-- begin DOCUMENT SECTION --
[NCCL] Patch bfloat16 support (#67843)

Summary: Patch bfloat16 support in NCCL, PR https://github.com/pytorch/pytorch/issues/63260 adds bfloat16 support but is still not complete to enable bfloat16 for allreduce in end-to-end training. This patch does the followings: * fix minimum NCCL version from 2.9.7 to 2.10, NCCL adds bf16 support in v2.10.3-1 (commit 7e51592) * update bfloat16 datatype flag in `csrc/cuda/nccl.cpp` so that NCCL operations like all reduce can use it * enable unit tests for bfloat16 datatype if possible cc pietern mrshenli pritamdamania87 zhaojuanmao satgera rohan-varma gqchen aazzolini osalpekar jiayisuse SciPioneer H-Huang Pull Request resolved: https://github.com/pytorch/pytorch/pull/67843 Reviewed By: H-Huang Differential Revision: D32248132 Pulled By: mrshenli fbshipit-source-id: 081e96e725af3b933dd65ec157c5ad11c6873525
2025-12-06 12:20:52 +01:00 · 2021-11-09 13:44:11 -08:00 · 2021-11-09 13:44:11 -08:00 · c7eaec86f0
commit c7eaec86f0
parent 45ac6f2b65
7 changed files with 25 additions and 19 deletions
--- a/test/distributed/test_c10d_nccl.py
+++ b/test/distributed/test_c10d_nccl.py
@ -1626,7 +1626,7 @@ class DistributedDataParallelTest(
            not TEST_WITH_ROCM
            and BFLOAT16_AVAILABLE
            and c10d.is_nccl_available()
-            and torch.cuda.nccl.version() >= (2, 9, 7)
+            and torch.cuda.nccl.version() >= (2, 10)
        ):
            hook_options.append(default.bf16_compress_hook)
        for hook in hook_options:
@ -1797,7 +1797,7 @@ class DistributedDataParallelTest(
        self._test_fp16_compress_wrapper()

    @requires_nccl()
-    @requires_nccl_version((2, 9, 7), "Need NCCL 2.9.7+ for BF16_COMPRESS")
+    @requires_nccl_version((2, 10), "Need NCCL 2.10+ for BF16_COMPRESS")
    @sandcastle_skip_if(
        not BFLOAT16_AVAILABLE,
        "BFloat16 is only supported by CUDA 11+",
@ -1907,7 +1907,7 @@ class DistributedDataParallelTest(
        self._test_fp16_compress_wrapper(gradient_as_bucket_view=True)
-- end DOCUMENT SECTION --
# PROBLEM 1
Reproduce part of the NCCL bfloat16 commit above, beginning at the words "for hook in" and stopping after the words "self._test_fp16_compress_wrapper(gradient_as_bucket_view=True)".
# PROBLEM 2
Write the next part of the NCCL bfloat16 commit above, picking up after its final line.
-- begin GIVEN ENTRIES --
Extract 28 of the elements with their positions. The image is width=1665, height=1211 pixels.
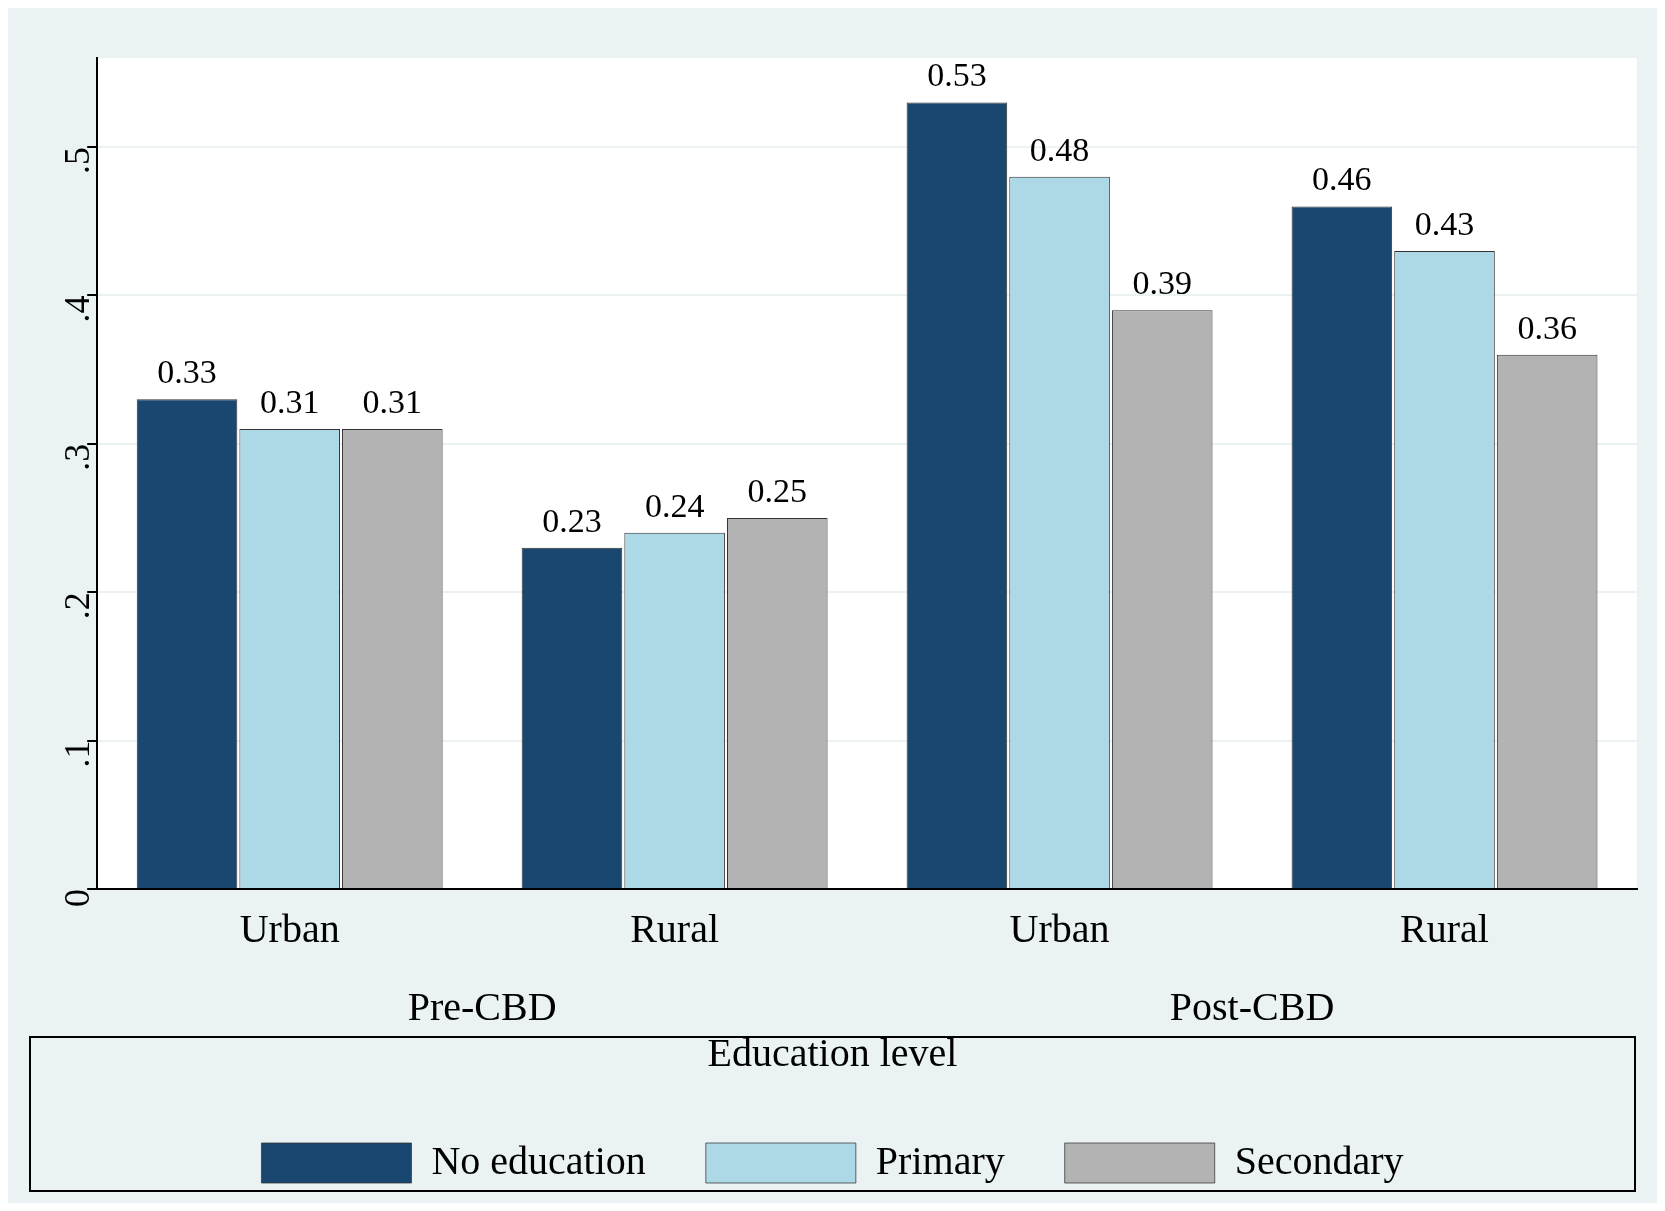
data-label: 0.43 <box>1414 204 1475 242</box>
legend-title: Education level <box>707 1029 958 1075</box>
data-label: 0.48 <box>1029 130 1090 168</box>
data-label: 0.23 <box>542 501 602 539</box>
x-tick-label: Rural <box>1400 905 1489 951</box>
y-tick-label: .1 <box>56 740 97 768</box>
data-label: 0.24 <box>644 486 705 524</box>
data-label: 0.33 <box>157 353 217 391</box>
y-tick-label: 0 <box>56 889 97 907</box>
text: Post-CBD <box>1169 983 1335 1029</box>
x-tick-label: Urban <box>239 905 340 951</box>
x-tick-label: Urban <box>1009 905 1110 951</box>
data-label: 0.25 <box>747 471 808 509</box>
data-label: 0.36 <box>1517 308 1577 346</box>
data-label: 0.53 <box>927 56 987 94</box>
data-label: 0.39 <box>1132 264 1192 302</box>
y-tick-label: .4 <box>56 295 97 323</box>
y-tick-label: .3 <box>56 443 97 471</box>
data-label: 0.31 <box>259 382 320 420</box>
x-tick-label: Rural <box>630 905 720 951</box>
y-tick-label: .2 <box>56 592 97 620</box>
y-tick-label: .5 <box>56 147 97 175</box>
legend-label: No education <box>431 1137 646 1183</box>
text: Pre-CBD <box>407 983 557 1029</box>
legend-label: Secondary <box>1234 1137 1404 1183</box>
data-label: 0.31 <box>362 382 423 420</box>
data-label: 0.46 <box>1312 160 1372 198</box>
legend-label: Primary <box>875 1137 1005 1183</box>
-- end GIVEN ENTRIES --
# TASK ANSWER 1
for hook in hook_options:
@ -1797,7 +1797,7 @@ class DistributedDataParallelTest(
        self._test_fp16_compress_wrapper()

    @requires_nccl()
-    @requires_nccl_version((2, 9, 7), "Need NCCL 2.9.7+ for BF16_COMPRESS")
+    @requires_nccl_version((2, 10), "Need NCCL 2.10+ for BF16_COMPRESS")
    @sandcastle_skip_if(
        not BFLOAT16_AVAILABLE,
        "BFloat16 is only supported by CUDA 11+",
@ -1907,7 +1907,7 @@ class DistributedDataParallelTest(
        self._test_fp16_compress_wrapper(gradient_as_bucket_view=True)

# TASK ANSWER 2
    @requires_nccl()
-    @requires_nccl_version((2, 9, 7), "Need NCCL 2.9.7+ for BF16_COMPRESS")
+    @requires_nccl_version((2, 10), "Need NCCL 2.10+ for BF16_COMPRESS")
    @sandcastle_skip_if(
        not BFLOAT16_AVAILABLE,
        "BFloat16 is only supported by CUDA 11+",
--- a/test/distributed/test_nccl.py
+++ b/test/distributed/test_nccl.py
@ -4,12 +4,13 @@ import sys
 import torch
 import torch.cuda.nccl as nccl
 import torch.cuda
+import torch.distributed as c10d

 from torch.testing._internal.common_utils import (TestCase, run_tests,
                                                  IS_WINDOWS, load_tests,
                                                  TEST_WITH_ROCM,
                                                  sandcastle_skip_if)
-from torch.testing._internal.common_cuda import TEST_CUDA, TEST_MULTIGPU
+from torch.testing._internal.common_cuda import CUDA11OrLater, TEST_CUDA, TEST_MULTIGPU
 from torch.testing._internal.common_device_type import instantiate_device_type_tests, dtypes
 import re
 HIP_VERSION = 0.0 if torch.version.hip is None else float(re.search(r"^\d+\.\d+", torch.version.hip)[0])
@ -24,7 +25,9 @@ if not TEST_CUDA:
    TestCase = object  # noqa: F811


-datatypes = [torch.float, torch.bfloat16] if TEST_WITH_ROCM else [torch.float]
+datatypes = [torch.float]
+if (TEST_CUDA and CUDA11OrLater and c10d.is_nccl_available() and nccl.version() >= (2, 10)) or TEST_WITH_ROCM:
+    datatypes.append(torch.bfloat16)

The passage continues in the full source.